• DO THIS: Locate each line in the records containing "keine". Copy it.
*** DATA TO PROCESS
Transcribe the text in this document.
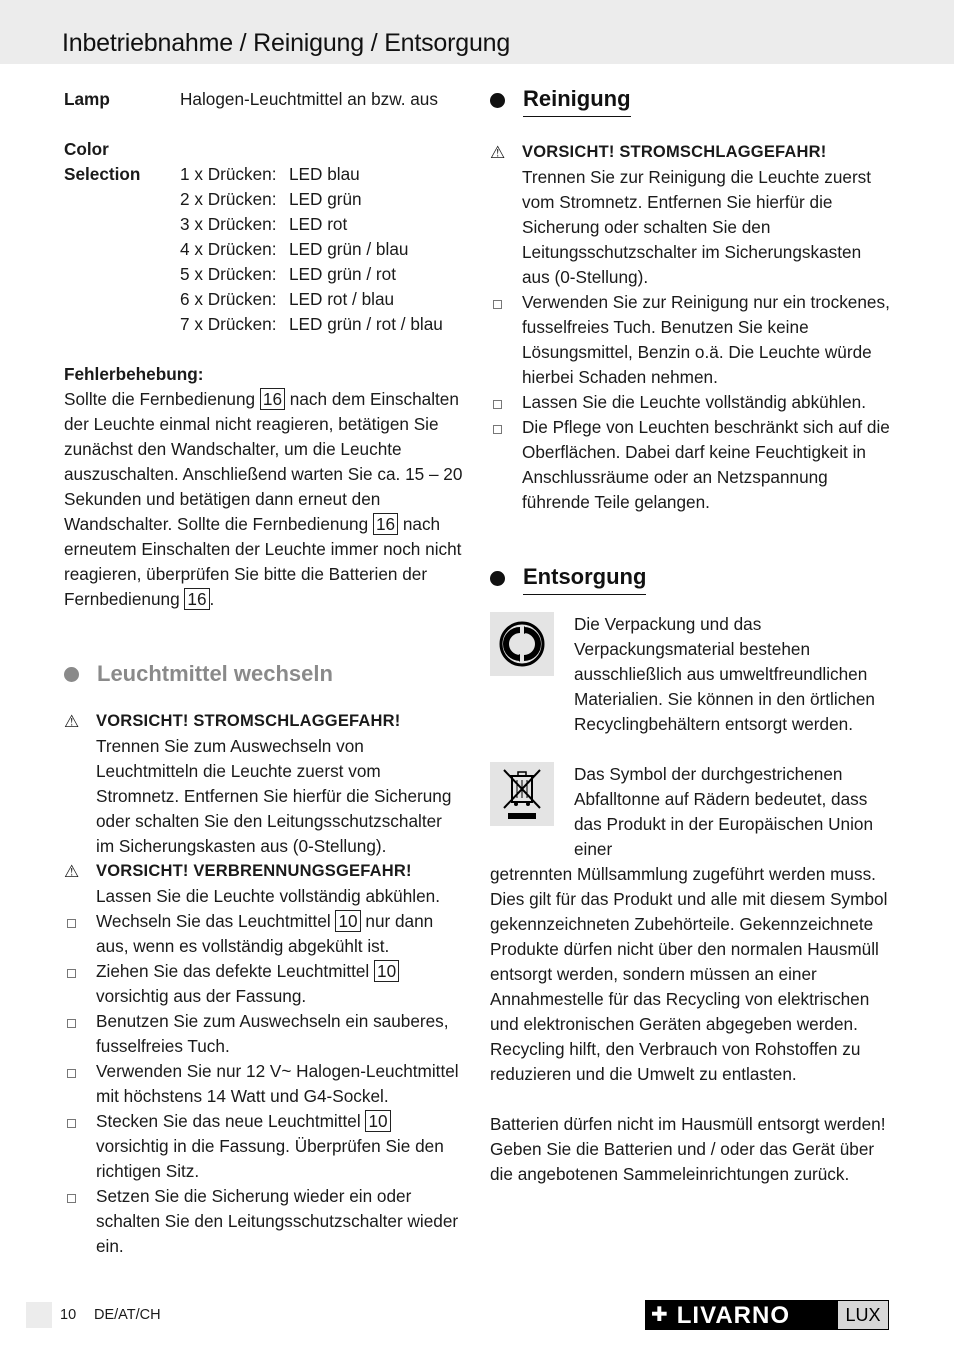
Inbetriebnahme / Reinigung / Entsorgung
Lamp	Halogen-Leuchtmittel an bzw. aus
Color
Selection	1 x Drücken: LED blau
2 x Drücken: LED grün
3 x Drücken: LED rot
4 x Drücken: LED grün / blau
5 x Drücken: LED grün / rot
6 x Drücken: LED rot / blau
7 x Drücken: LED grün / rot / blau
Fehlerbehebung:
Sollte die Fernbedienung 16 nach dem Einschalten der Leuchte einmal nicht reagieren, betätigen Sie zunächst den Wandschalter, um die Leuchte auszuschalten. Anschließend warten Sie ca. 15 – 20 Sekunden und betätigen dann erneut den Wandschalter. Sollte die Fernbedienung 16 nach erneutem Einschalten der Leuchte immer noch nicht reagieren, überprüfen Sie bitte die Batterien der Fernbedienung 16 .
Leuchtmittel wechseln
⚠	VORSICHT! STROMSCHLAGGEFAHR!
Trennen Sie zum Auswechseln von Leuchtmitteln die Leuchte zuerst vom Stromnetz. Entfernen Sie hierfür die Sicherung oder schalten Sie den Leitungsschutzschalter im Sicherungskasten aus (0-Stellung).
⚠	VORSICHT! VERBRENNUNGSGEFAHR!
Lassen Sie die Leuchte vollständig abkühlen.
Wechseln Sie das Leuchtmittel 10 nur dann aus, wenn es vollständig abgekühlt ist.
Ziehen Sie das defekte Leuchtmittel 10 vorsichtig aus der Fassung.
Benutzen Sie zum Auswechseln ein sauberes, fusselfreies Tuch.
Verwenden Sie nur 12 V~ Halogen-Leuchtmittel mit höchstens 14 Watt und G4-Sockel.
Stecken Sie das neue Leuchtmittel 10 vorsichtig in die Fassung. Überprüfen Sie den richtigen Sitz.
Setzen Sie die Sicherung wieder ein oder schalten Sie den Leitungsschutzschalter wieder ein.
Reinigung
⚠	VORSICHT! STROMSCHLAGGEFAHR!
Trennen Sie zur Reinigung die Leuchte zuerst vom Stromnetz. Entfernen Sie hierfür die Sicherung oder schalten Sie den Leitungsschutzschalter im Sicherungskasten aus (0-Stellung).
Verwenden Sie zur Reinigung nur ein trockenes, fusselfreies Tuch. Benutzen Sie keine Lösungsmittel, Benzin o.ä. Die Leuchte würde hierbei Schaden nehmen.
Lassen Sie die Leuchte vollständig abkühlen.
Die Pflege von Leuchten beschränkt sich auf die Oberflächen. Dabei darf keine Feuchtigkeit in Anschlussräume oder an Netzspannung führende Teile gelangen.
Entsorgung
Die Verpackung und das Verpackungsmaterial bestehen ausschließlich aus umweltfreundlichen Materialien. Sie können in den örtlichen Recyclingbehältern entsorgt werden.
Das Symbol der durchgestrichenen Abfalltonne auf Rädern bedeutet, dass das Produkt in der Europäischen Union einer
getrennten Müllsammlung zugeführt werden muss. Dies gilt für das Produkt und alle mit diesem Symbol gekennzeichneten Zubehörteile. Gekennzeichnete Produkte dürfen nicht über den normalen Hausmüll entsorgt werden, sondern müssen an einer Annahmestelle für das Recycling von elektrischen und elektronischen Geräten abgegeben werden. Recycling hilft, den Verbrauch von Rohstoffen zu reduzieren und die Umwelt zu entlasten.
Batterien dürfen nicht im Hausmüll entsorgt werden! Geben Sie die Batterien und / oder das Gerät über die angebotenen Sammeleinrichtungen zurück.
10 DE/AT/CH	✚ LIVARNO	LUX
******
*** DATA TO PROCESS
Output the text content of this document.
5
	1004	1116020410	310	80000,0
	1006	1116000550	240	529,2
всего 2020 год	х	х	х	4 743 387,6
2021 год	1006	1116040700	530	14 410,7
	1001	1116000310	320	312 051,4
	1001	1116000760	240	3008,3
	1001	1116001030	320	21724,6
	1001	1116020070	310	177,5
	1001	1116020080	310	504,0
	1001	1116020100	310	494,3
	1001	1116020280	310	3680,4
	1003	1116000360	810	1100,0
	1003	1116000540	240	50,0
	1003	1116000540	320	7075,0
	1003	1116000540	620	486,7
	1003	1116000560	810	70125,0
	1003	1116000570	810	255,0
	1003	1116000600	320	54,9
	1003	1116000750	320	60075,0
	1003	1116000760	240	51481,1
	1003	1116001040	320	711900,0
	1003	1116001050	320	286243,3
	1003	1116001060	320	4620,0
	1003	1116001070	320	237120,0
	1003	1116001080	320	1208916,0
******
• WORKED ANSWER:
Verwenden Sie zur Reinigung nur ein trockenes, fusselfreies Tuch. Benutzen Sie keine Lösungsmittel, Benzin o.ä. Die Leuchte würde hierbei Schaden nehmen.
Die Pflege von Leuchten beschränkt sich auf die Oberflächen. Dabei darf keine Feuchtigkeit in Anschlussräume oder an Netzspannung führende Teile gelangen.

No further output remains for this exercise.